Repeat the data verbatim.

--- Begin SUPPLIED MATERIAL ---

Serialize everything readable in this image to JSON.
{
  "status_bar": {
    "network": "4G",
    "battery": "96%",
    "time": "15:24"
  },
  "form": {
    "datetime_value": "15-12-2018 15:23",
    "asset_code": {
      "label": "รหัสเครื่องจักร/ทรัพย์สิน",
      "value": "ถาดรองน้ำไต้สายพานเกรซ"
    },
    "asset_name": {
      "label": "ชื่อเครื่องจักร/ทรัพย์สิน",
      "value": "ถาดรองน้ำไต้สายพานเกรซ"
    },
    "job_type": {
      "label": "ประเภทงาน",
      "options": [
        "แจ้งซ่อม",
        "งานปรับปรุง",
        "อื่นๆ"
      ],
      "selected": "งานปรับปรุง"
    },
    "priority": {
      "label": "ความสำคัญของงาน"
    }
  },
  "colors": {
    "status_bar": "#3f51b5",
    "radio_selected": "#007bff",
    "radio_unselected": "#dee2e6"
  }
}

--- End SUPPLIED MATERIAL ---

▸ **THE RESULT**
Serialize everything readable in this image to JSON.
{
  "status_bar": {
    "network": "4G",
    "battery": "96%",
    "time": "15:24"
  },
  "form": {
    "datetime_value": "15-12-2018 15:23",
    "asset_code": {
      "label": "รหัสเครื่องจักร/ทรัพย์สิน",
      "value": "ถาดรองน้ำไต้สายพานเกรซ"
    },
    "asset_name": {
      "label": "ชื่อเครื่องจักร/ทรัพย์สิน",
      "value": "ถาดรองน้ำไต้สายพานเกรซ"
    },
    "job_type": {
      "label": "ประเภทงาน",
      "options": [
        "แจ้งซ่อม",
        "งานปรับปรุง",
        "อื่นๆ"
      ],
      "selected": "งานปรับปรุง"
    },
    "priority": {
      "label": "ความสำคัญของงาน"
    }
  },
  "colors": {
    "status_bar": "#3f51b5",
    "radio_selected": "#007bff",
    "radio_unselected": "#dee2e6"
  }
}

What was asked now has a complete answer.